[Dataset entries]
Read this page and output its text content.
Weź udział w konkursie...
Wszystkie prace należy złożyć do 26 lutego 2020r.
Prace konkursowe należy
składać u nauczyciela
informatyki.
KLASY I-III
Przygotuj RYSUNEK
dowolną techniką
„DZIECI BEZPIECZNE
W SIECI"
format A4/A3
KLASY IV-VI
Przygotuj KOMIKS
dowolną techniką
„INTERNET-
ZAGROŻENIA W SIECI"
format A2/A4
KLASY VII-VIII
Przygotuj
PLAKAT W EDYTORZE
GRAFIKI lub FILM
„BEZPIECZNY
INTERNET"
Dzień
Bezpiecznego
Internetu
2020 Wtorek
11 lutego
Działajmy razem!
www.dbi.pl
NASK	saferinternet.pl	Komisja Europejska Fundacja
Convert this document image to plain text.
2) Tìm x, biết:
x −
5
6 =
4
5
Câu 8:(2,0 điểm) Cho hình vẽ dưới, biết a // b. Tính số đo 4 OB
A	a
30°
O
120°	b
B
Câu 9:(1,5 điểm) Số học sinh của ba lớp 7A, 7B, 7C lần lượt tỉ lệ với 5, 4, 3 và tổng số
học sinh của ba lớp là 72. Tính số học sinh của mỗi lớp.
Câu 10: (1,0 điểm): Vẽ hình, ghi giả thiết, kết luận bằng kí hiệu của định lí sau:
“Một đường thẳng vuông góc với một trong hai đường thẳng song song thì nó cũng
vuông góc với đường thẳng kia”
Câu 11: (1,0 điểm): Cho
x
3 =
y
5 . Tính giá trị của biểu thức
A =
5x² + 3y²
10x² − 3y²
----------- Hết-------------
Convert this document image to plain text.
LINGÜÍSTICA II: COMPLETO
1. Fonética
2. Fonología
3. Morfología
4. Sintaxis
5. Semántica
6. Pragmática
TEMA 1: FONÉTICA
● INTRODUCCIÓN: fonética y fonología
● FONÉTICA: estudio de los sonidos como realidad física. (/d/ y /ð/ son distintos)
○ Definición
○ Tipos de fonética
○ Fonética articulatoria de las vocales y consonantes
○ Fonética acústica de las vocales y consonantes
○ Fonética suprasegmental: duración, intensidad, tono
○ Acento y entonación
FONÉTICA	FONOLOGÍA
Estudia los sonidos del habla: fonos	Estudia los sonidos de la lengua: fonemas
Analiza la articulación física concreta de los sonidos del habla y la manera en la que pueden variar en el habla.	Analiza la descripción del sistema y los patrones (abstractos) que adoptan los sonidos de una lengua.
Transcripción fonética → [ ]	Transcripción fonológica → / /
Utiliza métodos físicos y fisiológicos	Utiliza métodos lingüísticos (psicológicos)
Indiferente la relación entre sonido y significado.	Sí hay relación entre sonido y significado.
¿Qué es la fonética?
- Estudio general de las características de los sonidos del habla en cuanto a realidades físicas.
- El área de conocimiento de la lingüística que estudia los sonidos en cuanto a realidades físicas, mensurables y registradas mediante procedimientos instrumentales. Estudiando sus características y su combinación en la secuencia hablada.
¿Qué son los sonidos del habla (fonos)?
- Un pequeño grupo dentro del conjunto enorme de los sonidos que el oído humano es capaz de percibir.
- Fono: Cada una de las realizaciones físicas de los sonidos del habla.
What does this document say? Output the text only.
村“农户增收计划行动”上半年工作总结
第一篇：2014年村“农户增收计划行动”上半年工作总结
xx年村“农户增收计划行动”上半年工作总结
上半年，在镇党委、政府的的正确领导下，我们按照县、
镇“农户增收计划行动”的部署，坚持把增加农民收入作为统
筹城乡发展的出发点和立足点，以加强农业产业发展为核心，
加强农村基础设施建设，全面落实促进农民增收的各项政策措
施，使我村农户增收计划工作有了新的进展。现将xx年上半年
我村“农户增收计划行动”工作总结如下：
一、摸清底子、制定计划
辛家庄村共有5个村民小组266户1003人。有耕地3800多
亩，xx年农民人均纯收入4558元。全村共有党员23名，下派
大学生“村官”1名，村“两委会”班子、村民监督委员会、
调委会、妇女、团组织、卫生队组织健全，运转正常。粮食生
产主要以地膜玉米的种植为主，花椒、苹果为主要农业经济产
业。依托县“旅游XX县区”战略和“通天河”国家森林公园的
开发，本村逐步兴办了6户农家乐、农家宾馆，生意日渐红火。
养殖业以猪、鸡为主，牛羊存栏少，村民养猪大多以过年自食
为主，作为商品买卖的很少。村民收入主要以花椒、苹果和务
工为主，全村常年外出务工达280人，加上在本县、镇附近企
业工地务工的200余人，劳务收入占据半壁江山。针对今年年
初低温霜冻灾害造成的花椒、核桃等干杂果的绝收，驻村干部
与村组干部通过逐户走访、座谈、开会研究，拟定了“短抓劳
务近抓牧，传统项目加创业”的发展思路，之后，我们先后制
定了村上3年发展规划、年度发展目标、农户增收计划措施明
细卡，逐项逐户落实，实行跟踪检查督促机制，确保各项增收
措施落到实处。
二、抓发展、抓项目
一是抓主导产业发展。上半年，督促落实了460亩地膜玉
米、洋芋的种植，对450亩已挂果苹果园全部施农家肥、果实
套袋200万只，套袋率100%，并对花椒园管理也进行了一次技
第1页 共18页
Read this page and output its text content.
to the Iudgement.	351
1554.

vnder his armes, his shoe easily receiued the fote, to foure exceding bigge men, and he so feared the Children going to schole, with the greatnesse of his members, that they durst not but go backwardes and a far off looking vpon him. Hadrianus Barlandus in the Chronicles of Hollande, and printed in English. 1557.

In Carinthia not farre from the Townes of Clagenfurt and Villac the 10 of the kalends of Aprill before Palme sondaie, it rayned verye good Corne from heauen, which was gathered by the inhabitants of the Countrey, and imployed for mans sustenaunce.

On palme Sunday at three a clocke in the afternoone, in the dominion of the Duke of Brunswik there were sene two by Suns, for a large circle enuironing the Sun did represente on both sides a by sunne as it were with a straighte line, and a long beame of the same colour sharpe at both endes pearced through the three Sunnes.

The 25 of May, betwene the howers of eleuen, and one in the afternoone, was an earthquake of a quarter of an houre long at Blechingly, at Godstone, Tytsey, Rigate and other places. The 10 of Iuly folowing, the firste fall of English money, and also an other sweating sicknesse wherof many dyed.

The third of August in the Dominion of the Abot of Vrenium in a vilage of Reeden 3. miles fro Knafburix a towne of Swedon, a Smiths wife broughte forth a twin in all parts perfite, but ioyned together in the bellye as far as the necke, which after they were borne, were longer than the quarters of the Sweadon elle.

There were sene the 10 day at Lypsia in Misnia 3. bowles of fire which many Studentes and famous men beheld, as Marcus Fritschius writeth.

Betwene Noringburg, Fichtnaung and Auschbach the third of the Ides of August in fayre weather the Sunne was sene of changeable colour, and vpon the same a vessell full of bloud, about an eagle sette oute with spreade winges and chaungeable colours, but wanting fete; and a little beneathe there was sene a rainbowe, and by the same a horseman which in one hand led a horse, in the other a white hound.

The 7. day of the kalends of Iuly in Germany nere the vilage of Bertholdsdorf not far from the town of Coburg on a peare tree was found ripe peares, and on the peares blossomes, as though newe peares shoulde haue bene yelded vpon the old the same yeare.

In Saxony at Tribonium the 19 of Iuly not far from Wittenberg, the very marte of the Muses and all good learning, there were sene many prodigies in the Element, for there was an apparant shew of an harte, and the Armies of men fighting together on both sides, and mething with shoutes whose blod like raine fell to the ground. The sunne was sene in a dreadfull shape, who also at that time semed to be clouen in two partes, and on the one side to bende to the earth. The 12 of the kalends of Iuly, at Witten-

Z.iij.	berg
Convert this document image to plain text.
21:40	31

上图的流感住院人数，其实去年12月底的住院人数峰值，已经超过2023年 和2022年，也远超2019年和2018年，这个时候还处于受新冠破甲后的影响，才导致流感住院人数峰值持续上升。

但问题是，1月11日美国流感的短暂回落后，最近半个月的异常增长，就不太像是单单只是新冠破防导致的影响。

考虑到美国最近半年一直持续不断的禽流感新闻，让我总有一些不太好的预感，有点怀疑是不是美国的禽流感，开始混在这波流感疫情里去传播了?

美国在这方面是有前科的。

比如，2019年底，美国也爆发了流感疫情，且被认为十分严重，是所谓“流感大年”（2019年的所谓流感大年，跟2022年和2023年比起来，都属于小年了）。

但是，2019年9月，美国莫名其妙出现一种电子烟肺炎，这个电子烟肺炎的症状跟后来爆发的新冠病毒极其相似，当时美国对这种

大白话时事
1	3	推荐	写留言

:: PROBLEM TO SOLVE ::
Look through the material and copy each line that has "vuông".

:: OUTPUT OF THE TASK ::
“Một đường thẳng vuông góc với một trong hai đường thẳng song song thì nó cũng
vuông góc với đường thẳng kia”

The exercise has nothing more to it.